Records
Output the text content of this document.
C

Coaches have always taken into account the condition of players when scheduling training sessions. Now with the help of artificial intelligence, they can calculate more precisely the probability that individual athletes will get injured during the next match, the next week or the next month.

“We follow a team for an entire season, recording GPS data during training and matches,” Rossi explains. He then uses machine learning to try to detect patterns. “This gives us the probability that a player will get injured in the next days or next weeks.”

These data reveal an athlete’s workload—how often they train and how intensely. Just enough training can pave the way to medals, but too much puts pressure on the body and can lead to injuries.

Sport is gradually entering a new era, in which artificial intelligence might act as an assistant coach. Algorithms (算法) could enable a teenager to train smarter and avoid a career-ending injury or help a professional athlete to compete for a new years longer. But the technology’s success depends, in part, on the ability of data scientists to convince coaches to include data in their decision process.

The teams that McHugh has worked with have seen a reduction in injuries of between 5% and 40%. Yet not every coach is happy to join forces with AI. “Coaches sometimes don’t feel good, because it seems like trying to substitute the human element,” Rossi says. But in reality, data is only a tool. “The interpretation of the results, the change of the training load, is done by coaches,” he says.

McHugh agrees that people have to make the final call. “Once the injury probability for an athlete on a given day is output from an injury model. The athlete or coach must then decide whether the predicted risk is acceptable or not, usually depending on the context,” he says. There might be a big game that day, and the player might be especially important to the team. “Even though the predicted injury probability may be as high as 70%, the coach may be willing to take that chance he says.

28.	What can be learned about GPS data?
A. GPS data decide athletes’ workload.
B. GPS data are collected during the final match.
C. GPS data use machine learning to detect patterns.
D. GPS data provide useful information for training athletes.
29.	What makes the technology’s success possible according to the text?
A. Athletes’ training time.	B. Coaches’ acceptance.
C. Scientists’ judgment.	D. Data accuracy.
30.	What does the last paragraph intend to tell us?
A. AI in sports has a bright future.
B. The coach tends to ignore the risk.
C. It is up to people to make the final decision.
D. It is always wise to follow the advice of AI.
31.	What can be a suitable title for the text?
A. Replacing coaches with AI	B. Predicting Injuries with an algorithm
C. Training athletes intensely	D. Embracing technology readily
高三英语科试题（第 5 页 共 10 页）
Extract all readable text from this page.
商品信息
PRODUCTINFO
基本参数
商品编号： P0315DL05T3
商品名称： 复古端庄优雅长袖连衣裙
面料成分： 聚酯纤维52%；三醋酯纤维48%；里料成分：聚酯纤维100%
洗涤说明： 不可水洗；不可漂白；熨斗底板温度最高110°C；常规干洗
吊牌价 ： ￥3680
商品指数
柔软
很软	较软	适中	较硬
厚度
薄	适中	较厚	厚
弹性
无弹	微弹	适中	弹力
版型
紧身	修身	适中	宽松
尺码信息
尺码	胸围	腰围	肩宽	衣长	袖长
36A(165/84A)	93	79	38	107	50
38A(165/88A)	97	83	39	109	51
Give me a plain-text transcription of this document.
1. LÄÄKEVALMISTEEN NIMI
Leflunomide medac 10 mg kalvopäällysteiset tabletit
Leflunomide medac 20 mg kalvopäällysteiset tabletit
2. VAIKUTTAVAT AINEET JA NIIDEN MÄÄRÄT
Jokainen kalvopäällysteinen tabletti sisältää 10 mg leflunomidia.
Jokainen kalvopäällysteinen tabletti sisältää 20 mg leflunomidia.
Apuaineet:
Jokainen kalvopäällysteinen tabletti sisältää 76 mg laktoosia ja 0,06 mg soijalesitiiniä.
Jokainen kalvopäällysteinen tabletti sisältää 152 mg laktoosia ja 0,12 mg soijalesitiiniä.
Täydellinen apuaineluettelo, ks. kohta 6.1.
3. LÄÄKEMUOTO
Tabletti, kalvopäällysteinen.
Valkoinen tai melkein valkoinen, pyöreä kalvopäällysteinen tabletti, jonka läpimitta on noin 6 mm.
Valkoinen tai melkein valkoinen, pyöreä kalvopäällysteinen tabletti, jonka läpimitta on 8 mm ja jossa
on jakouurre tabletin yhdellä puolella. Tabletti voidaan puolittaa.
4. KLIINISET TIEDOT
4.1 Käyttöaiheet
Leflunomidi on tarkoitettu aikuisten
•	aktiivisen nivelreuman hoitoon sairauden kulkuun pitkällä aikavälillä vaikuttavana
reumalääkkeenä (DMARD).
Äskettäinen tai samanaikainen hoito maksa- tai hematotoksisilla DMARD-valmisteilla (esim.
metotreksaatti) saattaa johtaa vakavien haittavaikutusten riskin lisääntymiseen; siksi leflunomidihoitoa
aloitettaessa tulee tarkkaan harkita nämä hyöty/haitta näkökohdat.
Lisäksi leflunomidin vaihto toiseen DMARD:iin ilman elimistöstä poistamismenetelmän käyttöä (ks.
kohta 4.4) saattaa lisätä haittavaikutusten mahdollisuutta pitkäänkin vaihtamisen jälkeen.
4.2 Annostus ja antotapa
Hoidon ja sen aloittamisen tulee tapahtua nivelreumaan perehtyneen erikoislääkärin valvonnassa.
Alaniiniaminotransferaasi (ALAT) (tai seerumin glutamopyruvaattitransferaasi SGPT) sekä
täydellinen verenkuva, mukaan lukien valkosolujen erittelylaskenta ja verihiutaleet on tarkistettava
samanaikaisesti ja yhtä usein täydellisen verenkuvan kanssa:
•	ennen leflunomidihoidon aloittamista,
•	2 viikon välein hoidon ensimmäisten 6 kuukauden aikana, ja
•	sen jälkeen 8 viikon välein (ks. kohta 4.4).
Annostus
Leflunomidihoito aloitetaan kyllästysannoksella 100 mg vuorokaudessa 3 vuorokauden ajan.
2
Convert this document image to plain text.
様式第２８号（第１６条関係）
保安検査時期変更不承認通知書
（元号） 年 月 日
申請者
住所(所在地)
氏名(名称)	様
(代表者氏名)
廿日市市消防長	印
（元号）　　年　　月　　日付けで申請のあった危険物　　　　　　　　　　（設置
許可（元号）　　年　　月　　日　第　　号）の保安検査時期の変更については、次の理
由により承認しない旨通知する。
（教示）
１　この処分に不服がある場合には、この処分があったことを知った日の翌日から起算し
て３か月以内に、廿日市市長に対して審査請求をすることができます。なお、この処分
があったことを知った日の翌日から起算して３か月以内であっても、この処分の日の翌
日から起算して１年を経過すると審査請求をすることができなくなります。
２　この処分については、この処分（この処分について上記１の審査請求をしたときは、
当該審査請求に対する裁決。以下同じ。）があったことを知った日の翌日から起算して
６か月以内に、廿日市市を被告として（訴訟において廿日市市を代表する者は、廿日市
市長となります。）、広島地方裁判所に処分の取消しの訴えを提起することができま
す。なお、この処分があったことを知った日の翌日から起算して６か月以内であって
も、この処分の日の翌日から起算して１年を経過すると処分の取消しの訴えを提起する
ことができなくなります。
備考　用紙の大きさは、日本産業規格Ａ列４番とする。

▶ [Task details]: Extract, word for word, each line of the listing above.

▶ [Reply to the exercise]:
Output the text content of this document.
C

Coaches have always taken into account the condition of players when scheduling training sessions. Now with the help of artificial intelligence, they can calculate more precisely the probability that individual athletes will get injured during the next match, the next week or the next month.

“We follow a team for an entire season, recording GPS data during training and matches,” Rossi explains. He then uses machine learning to try to detect patterns. “This gives us the probability that a player will get injured in the next days or next weeks.”

These data reveal an athlete’s workload—how often they train and how intensely. Just enough training can pave the way to medals, but too much puts pressure on the body and can lead to injuries.

Sport is gradually entering a new era, in which artificial intelligence might act as an assistant coach. Algorithms (算法) could enable a teenager to train smarter and avoid a career-ending injury or help a professional athlete to compete for a new years longer. But the technology’s success depends, in part, on the ability of data scientists to convince coaches to include data in their decision process.

The teams that McHugh has worked with have seen a reduction in injuries of between 5% and 40%. Yet not every coach is happy to join forces with AI. “Coaches sometimes don’t feel good, because it seems like trying to substitute the human element,” Rossi says. But in reality, data is only a tool. “The interpretation of the results, the change of the training load, is done by coaches,” he says.

McHugh agrees that people have to make the final call. “Once the injury probability for an athlete on a given day is output from an injury model. The athlete or coach must then decide whether the predicted risk is acceptable or not, usually depending on the context,” he says. There might be a big game that day, and the player might be especially important to the team. “Even though the predicted injury probability may be as high as 70%, the coach may be willing to take that chance he says.

28.	What can be learned about GPS data?
A. GPS data decide athletes’ workload.
B. GPS data are collected during the final match.
C. GPS data use machine learning to detect patterns.
D. GPS data provide useful information for training athletes.
29.	What makes the technology’s success possible according to the text?
A. Athletes’ training time.	B. Coaches’ acceptance.
C. Scientists’ judgment.	D. Data accuracy.
30.	What does the last paragraph intend to tell us?
A. AI in sports has a bright future.
B. The coach tends to ignore the risk.
C. It is up to people to make the final decision.
D. It is always wise to follow the advice of AI.
31.	What can be a suitable title for the text?
A. Replacing coaches with AI	B. Predicting Injuries with an algorithm
C. Training athletes intensely	D. Embracing technology readily
高三英语科试题（第 5 页 共 10 页）
Extract all readable text from this page.
商品信息
PRODUCTINFO
基本参数
商品编号： P0315DL05T3
商品名称： 复古端庄优雅长袖连衣裙
面料成分： 聚酯纤维52%；三醋酯纤维48%；里料成分：聚酯纤维100%
洗涤说明： 不可水洗；不可漂白；熨斗底板温度最高110°C；常规干洗
吊牌价 ： ￥3680
商品指数
柔软
很软	较软	适中	较硬
厚度
薄	适中	较厚	厚
弹性
无弹	微弹	适中	弹力
版型
紧身	修身	适中	宽松
尺码信息
尺码	胸围	腰围	肩宽	衣长	袖长
36A(165/84A)	93	79	38	107	50
38A(165/88A)	97	83	39	109	51
Give me a plain-text transcription of this document.
1. LÄÄKEVALMISTEEN NIMI
Leflunomide medac 10 mg kalvopäällysteiset tabletit
Leflunomide medac 20 mg kalvopäällysteiset tabletit
2. VAIKUTTAVAT AINEET JA NIIDEN MÄÄRÄT
Jokainen kalvopäällysteinen tabletti sisältää 10 mg leflunomidia.
Jokainen kalvopäällysteinen tabletti sisältää 20 mg leflunomidia.
Apuaineet:
Jokainen kalvopäällysteinen tabletti sisältää 76 mg laktoosia ja 0,06 mg soijalesitiiniä.
Jokainen kalvopäällysteinen tabletti sisältää 152 mg laktoosia ja 0,12 mg soijalesitiiniä.
Täydellinen apuaineluettelo, ks. kohta 6.1.
3. LÄÄKEMUOTO
Tabletti, kalvopäällysteinen.
Valkoinen tai melkein valkoinen, pyöreä kalvopäällysteinen tabletti, jonka läpimitta on noin 6 mm.
Valkoinen tai melkein valkoinen, pyöreä kalvopäällysteinen tabletti, jonka läpimitta on 8 mm ja jossa
on jakouurre tabletin yhdellä puolella. Tabletti voidaan puolittaa.
4. KLIINISET TIEDOT
4.1 Käyttöaiheet
Leflunomidi on tarkoitettu aikuisten
•	aktiivisen nivelreuman hoitoon sairauden kulkuun pitkällä aikavälillä vaikuttavana
reumalääkkeenä (DMARD).
Äskettäinen tai samanaikainen hoito maksa- tai hematotoksisilla DMARD-valmisteilla (esim.
metotreksaatti) saattaa johtaa vakavien haittavaikutusten riskin lisääntymiseen; siksi leflunomidihoitoa
aloitettaessa tulee tarkkaan harkita nämä hyöty/haitta näkökohdat.
Lisäksi leflunomidin vaihto toiseen DMARD:iin ilman elimistöstä poistamismenetelmän käyttöä (ks.
kohta 4.4) saattaa lisätä haittavaikutusten mahdollisuutta pitkäänkin vaihtamisen jälkeen.
4.2 Annostus ja antotapa
Hoidon ja sen aloittamisen tulee tapahtua nivelreumaan perehtyneen erikoislääkärin valvonnassa.
Alaniiniaminotransferaasi (ALAT) (tai seerumin glutamopyruvaattitransferaasi SGPT) sekä
täydellinen verenkuva, mukaan lukien valkosolujen erittelylaskenta ja verihiutaleet on tarkistettava
samanaikaisesti ja yhtä usein täydellisen verenkuvan kanssa:
•	ennen leflunomidihoidon aloittamista,
•	2 viikon välein hoidon ensimmäisten 6 kuukauden aikana, ja
•	sen jälkeen 8 viikon välein (ks. kohta 4.4).
Annostus
Leflunomidihoito aloitetaan kyllästysannoksella 100 mg vuorokaudessa 3 vuorokauden ajan.
2
Convert this document image to plain text.
様式第２８号（第１６条関係）
保安検査時期変更不承認通知書
（元号） 年 月 日
申請者
住所(所在地)
氏名(名称)	様
(代表者氏名)
廿日市市消防長	印
（元号）　　年　　月　　日付けで申請のあった危険物　　　　　　　　　　（設置
許可（元号）　　年　　月　　日　第　　号）の保安検査時期の変更については、次の理
由により承認しない旨通知する。
（教示）
１　この処分に不服がある場合には、この処分があったことを知った日の翌日から起算し
て３か月以内に、廿日市市長に対して審査請求をすることができます。なお、この処分
があったことを知った日の翌日から起算して３か月以内であっても、この処分の日の翌
日から起算して１年を経過すると審査請求をすることができなくなります。
２　この処分については、この処分（この処分について上記１の審査請求をしたときは、
当該審査請求に対する裁決。以下同じ。）があったことを知った日の翌日から起算して
６か月以内に、廿日市市を被告として（訴訟において廿日市市を代表する者は、廿日市
市長となります。）、広島地方裁判所に処分の取消しの訴えを提起することができま
す。なお、この処分があったことを知った日の翌日から起算して６か月以内であって
も、この処分の日の翌日から起算して１年を経過すると処分の取消しの訴えを提起する
ことができなくなります。
備考　用紙の大きさは、日本産業規格Ａ列４番とする。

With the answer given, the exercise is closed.